Set exercise => Pictures should be excluded; otherwise, copy every entry exactly.

● ● ● ● ●

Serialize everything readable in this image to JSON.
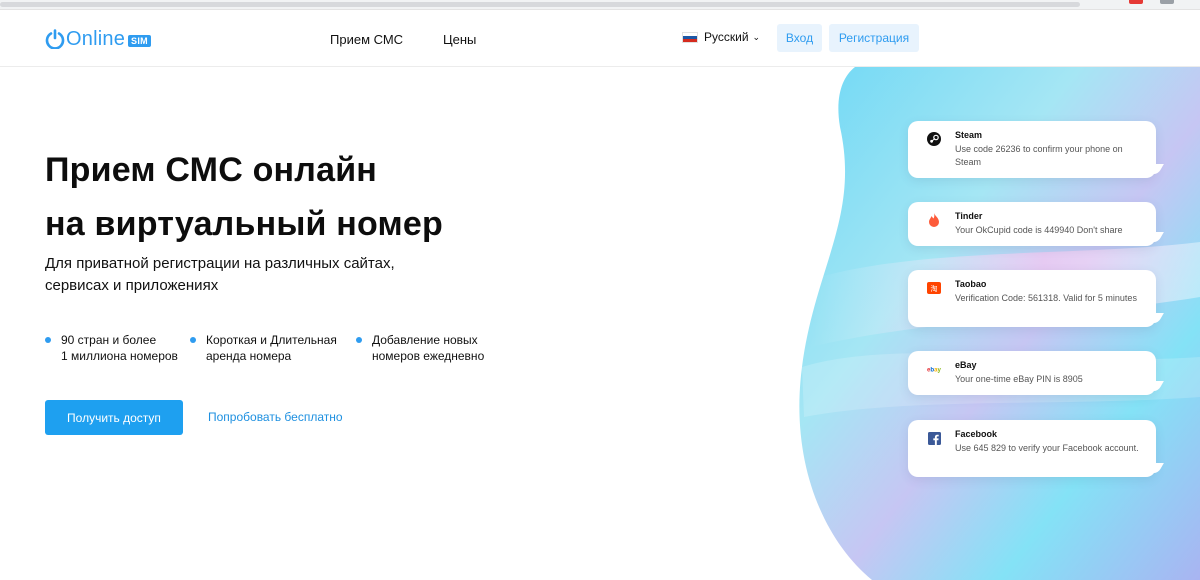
{
  "header": {
    "logo_word": "Online",
    "logo_badge": "SIM",
    "nav": {
      "sms": "Прием СМС",
      "prices": "Цены"
    },
    "language": "Русский",
    "login": "Вход",
    "register": "Регистрация"
  },
  "hero": {
    "title_line1": "Прием СМС онлайн",
    "title_line2": "на виртуальный номер",
    "subtitle_line1": "Для приватной регистрации на различных сайтах,",
    "subtitle_line2": "сервисах и приложениях",
    "features": [
      {
        "line1": "90 стран и более",
        "line2": "1 миллиона номеров"
      },
      {
        "line1": "Короткая и Длительная",
        "line2": "аренда номера"
      },
      {
        "line1": "Добавление новых",
        "line2": "номеров ежедневно"
      }
    ],
    "cta_primary": "Получить доступ",
    "cta_secondary": "Попробовать бесплатно"
  },
  "messages": [
    {
      "service": "Steam",
      "icon": "steam-icon",
      "text": "Use code 26236 to confirm your phone on Steam"
    },
    {
      "service": "Tinder",
      "icon": "tinder-flame-icon",
      "text": "Your OkCupid code is 449940 Don't share"
    },
    {
      "service": "Taobao",
      "icon": "taobao-icon",
      "text": "Verification Code: 561318. Valid for 5 minutes"
    },
    {
      "service": "eBay",
      "icon": "ebay-icon",
      "text": "Your one-time eBay PIN is 8905"
    },
    {
      "service": "Facebook",
      "icon": "facebook-icon",
      "text": "Use 645 829 to verify your Facebook account."
    }
  ],
  "colors": {
    "brand_blue": "#2f9cf0",
    "cta_blue": "#1ea0f0",
    "button_tint": "#e8f3fd",
    "flag_white": "#ffffff",
    "flag_blue": "#1c57a5",
    "flag_red": "#d52b1e",
    "tinder": "#fd5b3a",
    "taobao": "#ff4400",
    "facebook": "#3b5998"
  }
}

● ● ● ● ●

Finished exercise =>
Serialize everything readable in this image to JSON.
{
  "header": {
    "logo_word": "Online",
    "logo_badge": "SIM",
    "nav": {
      "sms": "Прием СМС",
      "prices": "Цены"
    },
    "language": "Русский",
    "login": "Вход",
    "register": "Регистрация"
  },
  "hero": {
    "title_line1": "Прием СМС онлайн",
    "title_line2": "на виртуальный номер",
    "subtitle_line1": "Для приватной регистрации на различных сайтах,",
    "subtitle_line2": "сервисах и приложениях",
    "features": [
      {
        "line1": "90 стран и более",
        "line2": "1 миллиона номеров"
      },
      {
        "line1": "Короткая и Длительная",
        "line2": "аренда номера"
      },
      {
        "line1": "Добавление новых",
        "line2": "номеров ежедневно"
      }
    ],
    "cta_primary": "Получить доступ",
    "cta_secondary": "Попробовать бесплатно"
  },
  "messages": [
    {
      "service": "Steam",
      "icon": "steam-icon",
      "text": "Use code 26236 to confirm your phone on Steam"
    },
    {
      "service": "Tinder",
      "icon": "tinder-flame-icon",
      "text": "Your OkCupid code is 449940 Don't share"
    },
    {
      "service": "Taobao",
      "icon": "taobao-icon",
      "text": "Verification Code: 561318. Valid for 5 minutes"
    },
    {
      "service": "eBay",
      "icon": "ebay-icon",
      "text": "Your one-time eBay PIN is 8905"
    },
    {
      "service": "Facebook",
      "icon": "facebook-icon",
      "text": "Use 645 829 to verify your Facebook account."
    }
  ],
  "colors": {
    "brand_blue": "#2f9cf0",
    "cta_blue": "#1ea0f0",
    "button_tint": "#e8f3fd",
    "flag_white": "#ffffff",
    "flag_blue": "#1c57a5",
    "flag_red": "#d52b1e",
    "tinder": "#fd5b3a",
    "taobao": "#ff4400",
    "facebook": "#3b5998"
  }
}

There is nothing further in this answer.